_Given problem_:
In the entries that follow, how many lines contain the word "Email"? Answer with the number only.

Rows from a dataset:

---

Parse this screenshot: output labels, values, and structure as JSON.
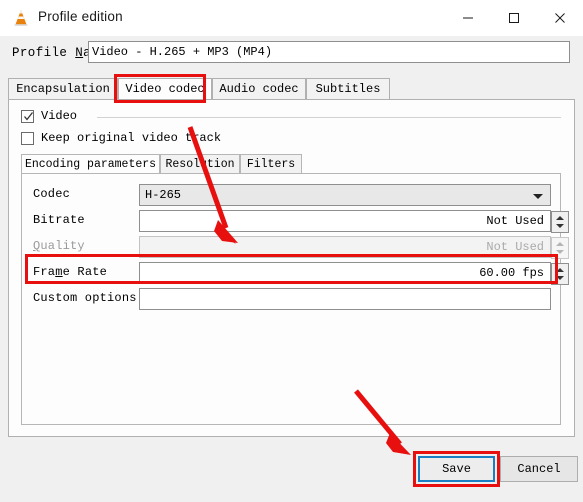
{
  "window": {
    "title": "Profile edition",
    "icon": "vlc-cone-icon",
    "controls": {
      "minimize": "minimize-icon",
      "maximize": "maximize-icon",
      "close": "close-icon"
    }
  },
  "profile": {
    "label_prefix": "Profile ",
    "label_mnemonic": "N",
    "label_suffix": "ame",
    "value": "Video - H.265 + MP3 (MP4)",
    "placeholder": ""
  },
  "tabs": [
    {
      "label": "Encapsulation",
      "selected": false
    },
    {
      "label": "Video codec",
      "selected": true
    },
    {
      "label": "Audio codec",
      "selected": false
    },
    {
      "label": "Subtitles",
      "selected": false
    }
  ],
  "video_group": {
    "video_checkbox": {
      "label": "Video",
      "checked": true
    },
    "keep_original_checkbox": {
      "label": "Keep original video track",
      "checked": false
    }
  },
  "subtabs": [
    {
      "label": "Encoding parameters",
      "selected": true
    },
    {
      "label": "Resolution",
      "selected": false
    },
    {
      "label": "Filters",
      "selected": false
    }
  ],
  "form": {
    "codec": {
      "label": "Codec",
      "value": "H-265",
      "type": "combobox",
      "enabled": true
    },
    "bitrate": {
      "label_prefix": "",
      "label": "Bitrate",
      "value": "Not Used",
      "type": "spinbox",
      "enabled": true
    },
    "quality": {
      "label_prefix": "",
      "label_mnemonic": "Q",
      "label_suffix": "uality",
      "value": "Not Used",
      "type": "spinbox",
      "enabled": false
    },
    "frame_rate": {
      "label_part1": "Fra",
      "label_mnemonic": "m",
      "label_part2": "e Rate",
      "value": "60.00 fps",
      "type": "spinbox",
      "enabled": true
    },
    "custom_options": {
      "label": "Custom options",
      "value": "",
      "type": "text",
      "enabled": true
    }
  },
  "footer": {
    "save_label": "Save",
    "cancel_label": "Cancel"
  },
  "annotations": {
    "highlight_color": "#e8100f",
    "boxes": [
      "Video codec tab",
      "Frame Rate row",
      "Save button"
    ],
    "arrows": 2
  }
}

---

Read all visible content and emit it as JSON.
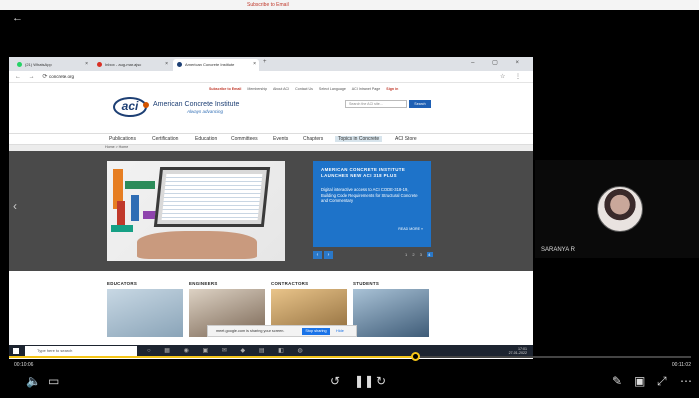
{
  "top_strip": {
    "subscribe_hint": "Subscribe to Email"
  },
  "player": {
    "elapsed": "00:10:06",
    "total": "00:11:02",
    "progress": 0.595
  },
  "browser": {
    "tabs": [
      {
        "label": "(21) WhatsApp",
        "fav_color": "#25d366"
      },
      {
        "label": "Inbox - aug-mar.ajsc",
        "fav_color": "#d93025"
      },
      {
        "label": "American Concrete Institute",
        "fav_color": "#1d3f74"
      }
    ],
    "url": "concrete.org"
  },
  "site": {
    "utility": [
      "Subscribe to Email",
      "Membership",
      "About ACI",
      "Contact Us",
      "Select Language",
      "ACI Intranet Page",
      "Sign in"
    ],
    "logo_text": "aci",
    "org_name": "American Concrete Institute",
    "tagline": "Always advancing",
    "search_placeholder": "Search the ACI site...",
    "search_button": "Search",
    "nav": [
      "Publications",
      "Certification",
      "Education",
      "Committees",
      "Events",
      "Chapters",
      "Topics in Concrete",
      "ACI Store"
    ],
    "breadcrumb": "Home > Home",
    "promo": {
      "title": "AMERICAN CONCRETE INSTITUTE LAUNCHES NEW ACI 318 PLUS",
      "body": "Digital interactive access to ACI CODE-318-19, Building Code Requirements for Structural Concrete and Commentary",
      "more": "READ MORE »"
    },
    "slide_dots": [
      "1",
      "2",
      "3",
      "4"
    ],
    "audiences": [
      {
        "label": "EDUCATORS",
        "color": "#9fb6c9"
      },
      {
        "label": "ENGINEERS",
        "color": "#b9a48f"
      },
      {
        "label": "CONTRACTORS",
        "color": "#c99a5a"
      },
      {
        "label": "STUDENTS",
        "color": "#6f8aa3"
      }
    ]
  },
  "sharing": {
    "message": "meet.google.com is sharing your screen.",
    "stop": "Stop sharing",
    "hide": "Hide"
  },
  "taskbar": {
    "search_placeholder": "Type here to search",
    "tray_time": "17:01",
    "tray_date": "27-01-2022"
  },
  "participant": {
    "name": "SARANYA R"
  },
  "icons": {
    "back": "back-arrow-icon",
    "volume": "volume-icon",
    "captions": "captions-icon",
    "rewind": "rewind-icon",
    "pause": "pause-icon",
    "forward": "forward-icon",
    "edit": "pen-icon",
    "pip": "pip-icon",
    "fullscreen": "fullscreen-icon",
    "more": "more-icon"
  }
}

---

_Problem solution_:
2